BEGIN Working data
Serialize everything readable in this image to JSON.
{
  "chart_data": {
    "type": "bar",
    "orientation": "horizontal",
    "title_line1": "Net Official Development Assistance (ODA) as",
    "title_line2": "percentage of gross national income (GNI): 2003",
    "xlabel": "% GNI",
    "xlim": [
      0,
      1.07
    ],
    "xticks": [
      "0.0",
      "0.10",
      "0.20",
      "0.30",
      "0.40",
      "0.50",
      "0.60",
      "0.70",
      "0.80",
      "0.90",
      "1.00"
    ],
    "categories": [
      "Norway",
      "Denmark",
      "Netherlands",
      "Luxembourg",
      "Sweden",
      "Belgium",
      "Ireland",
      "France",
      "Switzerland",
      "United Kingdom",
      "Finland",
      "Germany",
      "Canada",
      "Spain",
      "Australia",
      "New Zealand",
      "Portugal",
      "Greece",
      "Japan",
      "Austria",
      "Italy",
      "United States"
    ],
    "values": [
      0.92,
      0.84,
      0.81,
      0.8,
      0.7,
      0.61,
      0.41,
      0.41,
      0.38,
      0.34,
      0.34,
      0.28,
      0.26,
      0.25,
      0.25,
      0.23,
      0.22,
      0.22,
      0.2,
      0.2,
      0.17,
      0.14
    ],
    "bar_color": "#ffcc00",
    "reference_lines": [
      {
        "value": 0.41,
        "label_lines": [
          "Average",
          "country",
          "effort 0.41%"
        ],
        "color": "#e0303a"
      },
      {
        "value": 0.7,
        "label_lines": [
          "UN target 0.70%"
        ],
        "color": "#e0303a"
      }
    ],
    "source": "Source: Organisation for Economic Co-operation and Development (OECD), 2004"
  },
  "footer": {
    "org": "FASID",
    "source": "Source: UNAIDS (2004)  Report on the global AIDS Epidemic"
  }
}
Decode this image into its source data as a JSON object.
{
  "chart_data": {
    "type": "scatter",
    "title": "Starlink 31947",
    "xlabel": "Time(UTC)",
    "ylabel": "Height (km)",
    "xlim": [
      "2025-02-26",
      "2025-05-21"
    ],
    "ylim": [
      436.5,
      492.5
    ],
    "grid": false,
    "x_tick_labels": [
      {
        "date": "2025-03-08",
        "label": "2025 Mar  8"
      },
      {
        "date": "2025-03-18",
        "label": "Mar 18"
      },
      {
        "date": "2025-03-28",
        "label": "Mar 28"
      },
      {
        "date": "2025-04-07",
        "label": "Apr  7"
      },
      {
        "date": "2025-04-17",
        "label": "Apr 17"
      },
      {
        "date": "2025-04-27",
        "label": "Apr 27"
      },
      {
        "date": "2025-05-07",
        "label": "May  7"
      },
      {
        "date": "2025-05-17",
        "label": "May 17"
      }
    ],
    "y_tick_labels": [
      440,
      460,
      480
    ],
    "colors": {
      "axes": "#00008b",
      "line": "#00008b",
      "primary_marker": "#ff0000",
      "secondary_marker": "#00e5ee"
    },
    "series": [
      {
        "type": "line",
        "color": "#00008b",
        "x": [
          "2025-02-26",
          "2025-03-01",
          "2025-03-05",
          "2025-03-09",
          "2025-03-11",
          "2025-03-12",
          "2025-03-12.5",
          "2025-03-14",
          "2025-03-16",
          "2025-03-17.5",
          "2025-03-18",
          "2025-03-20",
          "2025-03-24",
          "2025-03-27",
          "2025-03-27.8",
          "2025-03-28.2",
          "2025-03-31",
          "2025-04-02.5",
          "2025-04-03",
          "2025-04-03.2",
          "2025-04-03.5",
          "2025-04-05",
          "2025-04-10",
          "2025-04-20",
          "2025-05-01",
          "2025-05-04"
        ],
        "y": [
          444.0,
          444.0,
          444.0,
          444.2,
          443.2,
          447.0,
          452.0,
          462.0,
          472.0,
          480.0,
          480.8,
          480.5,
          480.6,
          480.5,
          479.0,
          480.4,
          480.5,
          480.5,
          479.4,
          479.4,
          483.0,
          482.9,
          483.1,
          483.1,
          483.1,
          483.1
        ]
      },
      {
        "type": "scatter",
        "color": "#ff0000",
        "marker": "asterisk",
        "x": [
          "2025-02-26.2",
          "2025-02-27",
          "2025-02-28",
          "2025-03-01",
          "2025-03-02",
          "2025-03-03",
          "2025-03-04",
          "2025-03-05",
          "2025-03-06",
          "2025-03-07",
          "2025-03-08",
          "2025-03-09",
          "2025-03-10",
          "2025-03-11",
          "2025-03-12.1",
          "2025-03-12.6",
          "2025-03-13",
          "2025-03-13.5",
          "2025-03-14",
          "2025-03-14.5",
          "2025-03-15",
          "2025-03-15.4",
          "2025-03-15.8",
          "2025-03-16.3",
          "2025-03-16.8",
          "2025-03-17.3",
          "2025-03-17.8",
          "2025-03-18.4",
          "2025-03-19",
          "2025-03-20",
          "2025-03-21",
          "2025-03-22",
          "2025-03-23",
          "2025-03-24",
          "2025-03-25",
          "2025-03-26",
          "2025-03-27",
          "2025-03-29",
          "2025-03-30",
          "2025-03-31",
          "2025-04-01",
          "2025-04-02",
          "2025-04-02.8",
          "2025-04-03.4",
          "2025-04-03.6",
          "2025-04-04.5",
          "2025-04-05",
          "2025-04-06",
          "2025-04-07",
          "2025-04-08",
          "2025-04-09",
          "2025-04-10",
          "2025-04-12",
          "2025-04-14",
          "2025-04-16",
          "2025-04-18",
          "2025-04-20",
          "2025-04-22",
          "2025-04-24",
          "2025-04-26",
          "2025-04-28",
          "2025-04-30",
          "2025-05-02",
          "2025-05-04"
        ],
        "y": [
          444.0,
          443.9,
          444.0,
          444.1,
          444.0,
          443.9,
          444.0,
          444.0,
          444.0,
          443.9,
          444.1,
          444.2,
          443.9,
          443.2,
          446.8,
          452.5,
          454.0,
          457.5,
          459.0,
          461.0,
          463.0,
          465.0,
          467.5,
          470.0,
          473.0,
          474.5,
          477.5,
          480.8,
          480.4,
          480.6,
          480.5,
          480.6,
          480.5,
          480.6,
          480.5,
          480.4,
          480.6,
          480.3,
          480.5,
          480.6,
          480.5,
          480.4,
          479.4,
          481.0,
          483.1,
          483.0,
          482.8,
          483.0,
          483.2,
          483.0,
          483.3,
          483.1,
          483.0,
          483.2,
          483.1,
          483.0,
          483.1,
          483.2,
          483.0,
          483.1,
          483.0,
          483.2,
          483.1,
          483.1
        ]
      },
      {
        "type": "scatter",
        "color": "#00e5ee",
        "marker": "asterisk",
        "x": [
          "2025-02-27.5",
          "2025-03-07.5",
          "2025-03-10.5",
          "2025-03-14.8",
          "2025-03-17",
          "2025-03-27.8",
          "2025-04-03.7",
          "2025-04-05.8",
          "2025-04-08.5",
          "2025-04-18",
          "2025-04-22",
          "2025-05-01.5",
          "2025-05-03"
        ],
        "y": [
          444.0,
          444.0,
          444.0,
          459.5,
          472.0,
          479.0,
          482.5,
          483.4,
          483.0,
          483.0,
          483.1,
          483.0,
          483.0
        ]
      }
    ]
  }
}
END Working data
### Your objective
Pick out all lines containing the string "Development".

### Exercise output
    "title_line1": "Net Official Development Assistance (ODA) as",
    "source": "Source: Organisation for Economic Co-operation and Development (OECD), 2004"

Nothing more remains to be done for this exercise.